Source passage:

# Unsupervised Learning: Autoencoder on MNIST

This notebook is a demo that trains a simple fully connected autoencoder on MNIST:
- Input: **28×28** grayscale (flattened to 784)
- Encoder: 784 → 256 → 9
- Decoder: 9 → 256 → 784
- Loss: Binary Cross Entropy (BCE) on normalized pixels
- Optimizer: Adam


In [None]:

import numpy as np
import torch
from torch import nn
from torch.utils.data import DataLoader, random_split
from torchvision import datasets, transforms
from torchvision.utils import make_grid
import matplotlib.pyplot as plt
from torchinfo import summary

torch.manual_seed(42)
device = torch.device("cuda" if torch.cuda.is_available() else ("mps" if hasattr(torch.backends, "mps") and torch.backends.mps.is_available() else "cpu"))
use_cuda = (device.type == "cuda")
pin_memory = True if use_cuda else False
non_blocking = True if use_cuda else False
device



## Data
We load MNIST, normalize to [0,1], and create train/val loaders.


In [None]:

transform = transforms.Compose([
    transforms.ToTensor(),  # [0,1]
])

data_root = "./data"
train_dataset_full = datasets.MNIST(root=data_root, train=True, download=True, transform=transform)

val_size = 5000
train_size = len(train_dataset_full) - val_size
train_dataset, val_dataset = random_split(train_dataset_full, [train_size, val_size])

batch_size = 256
train_loader = DataLoader(train_dataset, batch_size=batch_size, shuffle=True, num_workers=2, pin_memory=pin_memory)
val_loader = DataLoader(val_dataset, batch_size=batch_size, shuffle=False, num_workers=2, pin_memory=pin_memory)

print( "Number of samples in train dataset:", len(train_dataset) )
print( "Number of samples in validation dataset:", len(val_dataset) )



## Model
A symmetric fully connected autoencoder with a **9-dim latent** (displayed as 3×3).


In [None]:

class AE(nn.Module):
    def __init__(self, latent_dim=9):
        super().__init__()
        self.latent_dim = latent_dim
        # Encoder (removed 64-unit hidden layer)
        self.encoder = nn.Sequential(
            nn.Linear(28*28, 256),
            nn.ReLU(inplace=True),
            nn.Linear(256, latent_dim),
        )
        # Decoder (symmetric, no 64-unit hidden layer)
        self.decoder = nn.Sequential(
            nn.Linear(latent_dim, 256),
            nn.ReLU(inplace=True),
            nn.Linear(256, 28*28),
            nn.Sigmoid(),
        )

(Layout records)

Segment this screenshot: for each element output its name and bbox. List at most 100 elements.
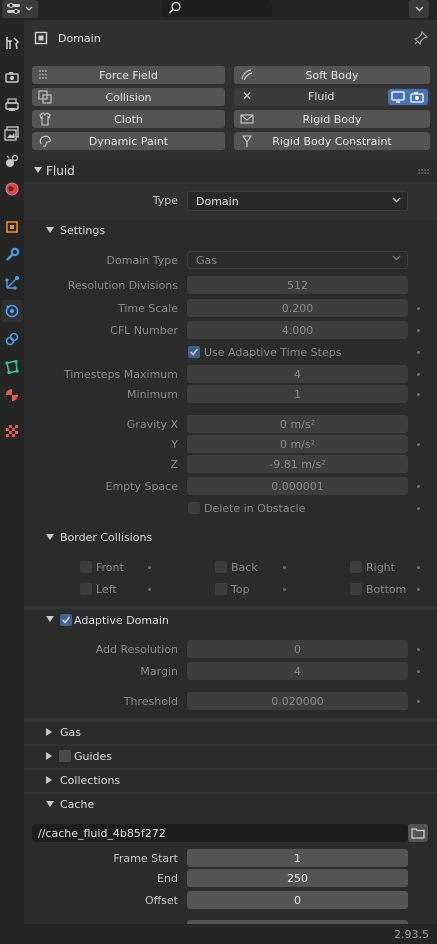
collision-label: Collision <box>105 90 152 104</box>
physics-tab[interactable] <box>1 300 23 322</box>
data-tab-icon <box>5 359 19 375</box>
keyframe-dot[interactable] <box>417 485 420 488</box>
keyframe-dot[interactable] <box>417 700 420 703</box>
gravity-z-field[interactable]: -9.81 m/s² <box>187 455 408 473</box>
cfl-label: CFL Number <box>110 324 178 337</box>
render-camera-icon[interactable] <box>410 91 424 103</box>
margin-field[interactable]: 4 <box>187 662 408 680</box>
time-scale-label: Time Scale <box>117 302 178 315</box>
end-field[interactable]: 250 <box>187 869 408 887</box>
collision-button[interactable]: Collision <box>32 88 225 106</box>
gravity-x-field[interactable]: 0 m/s² <box>187 415 408 433</box>
left-checkbox[interactable] <box>80 583 92 595</box>
view-layer-tab[interactable] <box>1 122 23 144</box>
resolution-field[interactable]: 512 <box>187 276 408 294</box>
bottom-checkbox[interactable] <box>350 583 362 595</box>
keyframe-dot[interactable] <box>417 373 420 376</box>
rigid-body-constraint-icon <box>241 135 253 147</box>
keyframe-dot[interactable] <box>417 443 420 446</box>
texture-tab-icon <box>6 425 18 437</box>
remove-x-icon[interactable]: ✕ <box>242 89 252 103</box>
collections-header[interactable]: Collections <box>24 771 437 791</box>
pin-icon[interactable] <box>414 31 428 45</box>
gravity-y-field[interactable]: 0 m/s² <box>187 435 408 453</box>
keyframe-dot[interactable] <box>283 588 286 591</box>
adaptive-domain-checkbox[interactable] <box>60 614 72 626</box>
object-tab[interactable] <box>1 216 23 238</box>
physics-tab-icon <box>5 304 19 318</box>
cfl-field[interactable]: 4.000 <box>187 321 408 339</box>
world-tab[interactable] <box>1 178 23 200</box>
keyframe-dot[interactable] <box>148 566 151 569</box>
keyframe-dot[interactable] <box>417 307 420 310</box>
disclosure-open-icon <box>46 227 54 233</box>
back-checkbox[interactable] <box>215 561 227 573</box>
rigid-body-constraint-button[interactable]: Rigid Body Constraint <box>234 132 430 150</box>
domain-type-value: Gas <box>196 253 217 267</box>
keyframe-dot[interactable] <box>417 329 420 332</box>
delete-obstacle-label: Delete in Obstacle <box>204 502 306 515</box>
soft-body-button[interactable]: Soft Body <box>234 66 430 84</box>
fluid-button[interactable]: ✕ Fluid <box>234 88 430 106</box>
cache-path-input[interactable]: //cache_fluid_4b85f272 <box>32 824 408 842</box>
keyframe-dot[interactable] <box>417 588 420 591</box>
render-tab[interactable] <box>1 66 23 88</box>
browse-folder-button[interactable] <box>408 824 428 842</box>
search-input[interactable] <box>162 0 272 17</box>
adaptive-steps-checkbox[interactable] <box>188 346 200 358</box>
right-checkbox[interactable] <box>350 561 362 573</box>
minimum-field[interactable]: 1 <box>187 385 408 403</box>
empty-space-field[interactable]: 0.000001 <box>187 477 408 495</box>
dynamic-paint-button[interactable]: Dynamic Paint <box>32 132 225 150</box>
modifier-tab[interactable] <box>1 244 23 266</box>
guides-checkbox[interactable] <box>59 750 71 762</box>
fluid-panel-header[interactable]: Fluid <box>24 160 437 182</box>
options-dropdown[interactable] <box>409 0 429 18</box>
frame-start-field[interactable]: 1 <box>187 849 408 867</box>
keyframe-dot[interactable] <box>148 588 151 591</box>
tool-tab[interactable] <box>1 32 23 54</box>
drag-handle-icon[interactable] <box>418 169 430 174</box>
minimum-label: Minimum <box>127 388 178 401</box>
keyframe-dot[interactable] <box>417 648 420 651</box>
top-checkbox[interactable] <box>215 583 227 595</box>
rigid-body-button[interactable]: Rigid Body <box>234 110 430 128</box>
data-tab[interactable] <box>1 356 23 378</box>
keyframe-dot[interactable] <box>417 566 420 569</box>
constraints-tab[interactable] <box>1 328 23 350</box>
output-tab-icon <box>5 98 19 111</box>
keyframe-dot[interactable] <box>283 566 286 569</box>
viewport-display-icon[interactable] <box>391 91 405 103</box>
properties-editor-icon <box>7 3 20 14</box>
offset-field[interactable]: 0 <box>187 891 408 909</box>
delete-obstacle-checkbox[interactable] <box>188 502 200 514</box>
keyframe-dot[interactable] <box>417 670 420 673</box>
cloth-button[interactable]: Cloth <box>32 110 225 128</box>
border-collisions-header[interactable]: Border Collisions <box>24 528 437 548</box>
threshold-label: Threshold <box>123 695 178 708</box>
force-field-icon <box>39 70 47 80</box>
scene-tab[interactable] <box>1 150 23 172</box>
timesteps-max-field[interactable]: 4 <box>187 365 408 383</box>
chevron-down-icon <box>392 255 401 261</box>
add-resolution-field[interactable]: 0 <box>187 640 408 658</box>
type-dropdown[interactable]: Domain <box>187 191 408 211</box>
front-checkbox[interactable] <box>80 561 92 573</box>
texture-tab[interactable] <box>1 420 23 442</box>
particles-tab[interactable] <box>1 272 23 294</box>
material-tab-icon <box>6 389 18 401</box>
keyframe-dot[interactable] <box>417 351 420 354</box>
settings-header[interactable]: Settings <box>24 221 437 241</box>
force-field-button[interactable]: Force Field <box>32 66 225 84</box>
domain-type-dropdown[interactable]: Gas <box>187 251 408 269</box>
keyframe-dot[interactable] <box>417 393 420 396</box>
keyframe-dot[interactable] <box>417 507 420 510</box>
time-scale-field[interactable]: 0.200 <box>187 299 408 317</box>
threshold-field[interactable]: 0.020000 <box>187 692 408 710</box>
gravity-x-label: Gravity X <box>126 418 178 431</box>
gas-header[interactable]: Gas <box>24 723 437 743</box>
output-tab[interactable] <box>1 94 23 116</box>
cache-header[interactable]: Cache <box>24 795 437 815</box>
editor-type-selector[interactable] <box>2 0 38 18</box>
material-tab[interactable] <box>1 384 23 406</box>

Exercise task: Please write what comes next in the MNIST autoencoder notebook, starting right after its last line.

Answer to the problem:
    def forward(self, x):
        b = x.size(0)
        x = x.view(b, -1)
        z = self.encoder(x)
        xhat = self.decoder(z)
        xhat = xhat.view(b, 1, 28, 28)
        return xhat, z

model = AE(latent_dim=9).to(device)
model



## Architecture Diagram (schematic)


In [None]:

layers = [
    "784 (28x28)",
    "256",
    "9",
    "256",
    "784 (28x28)"]

# Horizontal layout: draw layer boxes left -> right and arrows between them
plt.figure(figsize=(12, 2))
ax = plt.gca()
n = len(layers)
ax.set_xlim(0, n + 1)
ax.set_ylim(0, 1)
for i, name in enumerate(layers):
    x = i + 1
    # rectangle centered vertically
    rect_y = 0.2
    rect_h = 0.6
    ax.add_patch(plt.Rectangle((x - 0.4, rect_y), 0.8, rect_h, fill=False))
    ax.text(x, rect_y + rect_h / 2, name, ha='center', va='center', wrap=True)
    if i < n - 1:
        # arrow pointing right — start at right edge (x+0.4) and end at next box left edge (x+0.6) so dx=0.2
        ax.arrow(x + 0.4, 0.5, 0.2, 0, length_includes_head=True, head_width=0.03, head_length=0.03)

ax.axis('off')
plt.title("Autoencoder (Fully Connected)")
plt.show()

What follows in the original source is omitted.